** begin Listed entries **
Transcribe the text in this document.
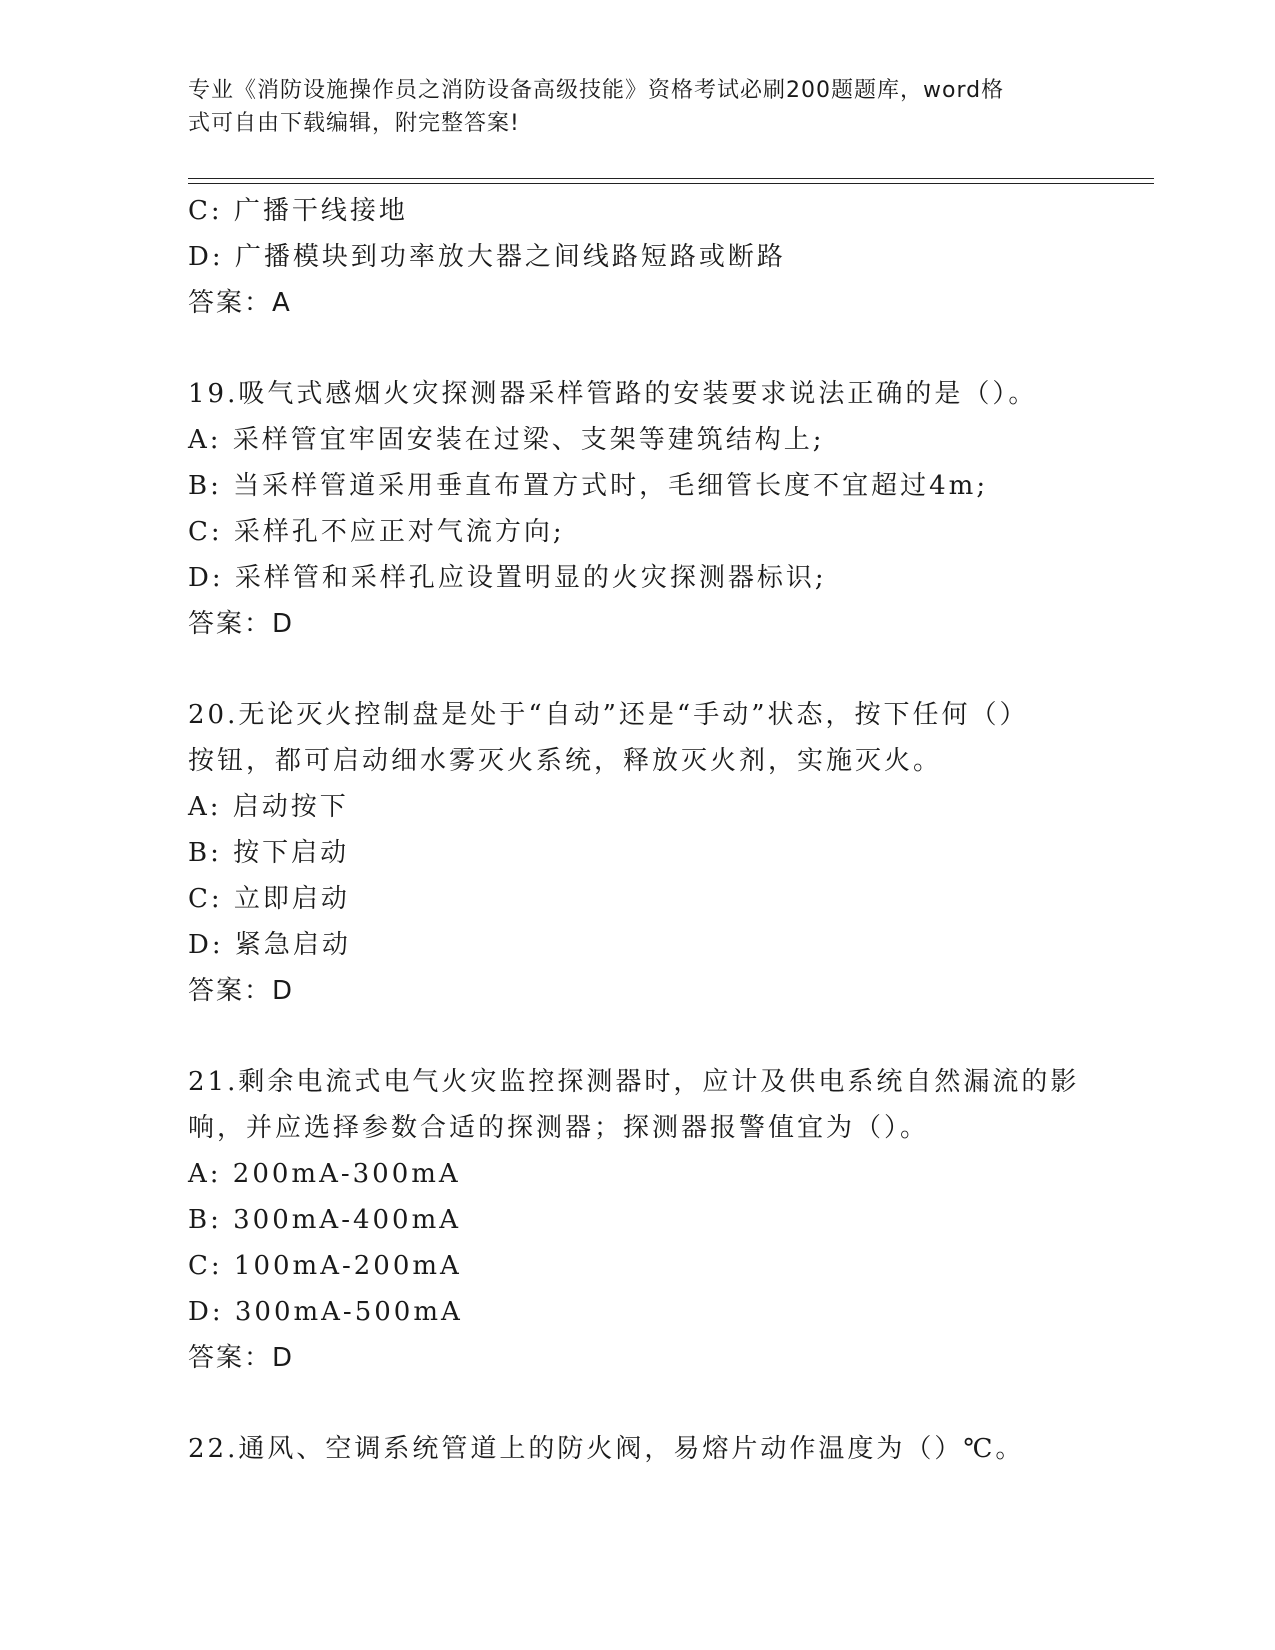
专业《消防设施操作员之消防设备高级技能》资格考试必刷200题题库，word格
式可自由下载编辑，附完整答案!
C: 广播干线接地
D: 广播模块到功率放大器之间线路短路或断路
答案：A
19.吸气式感烟火灾探测器采样管路的安装要求说法正确的是（）。
A: 采样管宜牢固安装在过梁、支架等建筑结构上;
B: 当采样管道采用垂直布置方式时，毛细管长度不宜超过4m;
C: 采样孔不应正对气流方向;
D: 采样管和采样孔应设置明显的火灾探测器标识;
答案：D
20.无论灭火控制盘是处于“自动”还是“手动”状态，按下任何（）
按钮，都可启动细水雾灭火系统，释放灭火剂，实施灭火。
A: 启动按下
B: 按下启动
C: 立即启动
D: 紧急启动
答案：D
21.剩余电流式电气火灾监控探测器时，应计及供电系统自然漏流的影
响，并应选择参数合适的探测器；探测器报警值宜为（）。
A: 200mA-300mA
B: 300mA-400mA
C: 100mA-200mA
D: 300mA-500mA
答案：D
22.通风、空调系统管道上的防火阀，易熔片动作温度为（）℃。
** end Listed entries **
> **What to produce**
A faithful copy of the records above is needed, with the pictures left out.

> **Reply**
Transcribe the text in this document.
专业《消防设施操作员之消防设备高级技能》资格考试必刷200题题库，word格
式可自由下载编辑，附完整答案!
C: 广播干线接地
D: 广播模块到功率放大器之间线路短路或断路
答案：A
19.吸气式感烟火灾探测器采样管路的安装要求说法正确的是（）。
A: 采样管宜牢固安装在过梁、支架等建筑结构上;
B: 当采样管道采用垂直布置方式时，毛细管长度不宜超过4m;
C: 采样孔不应正对气流方向;
D: 采样管和采样孔应设置明显的火灾探测器标识;
答案：D
20.无论灭火控制盘是处于“自动”还是“手动”状态，按下任何（）
按钮，都可启动细水雾灭火系统，释放灭火剂，实施灭火。
A: 启动按下
B: 按下启动
C: 立即启动
D: 紧急启动
答案：D
21.剩余电流式电气火灾监控探测器时，应计及供电系统自然漏流的影
响，并应选择参数合适的探测器；探测器报警值宜为（）。
A: 200mA-300mA
B: 300mA-400mA
C: 100mA-200mA
D: 300mA-500mA
答案：D
22.通风、空调系统管道上的防火阀，易熔片动作温度为（）℃。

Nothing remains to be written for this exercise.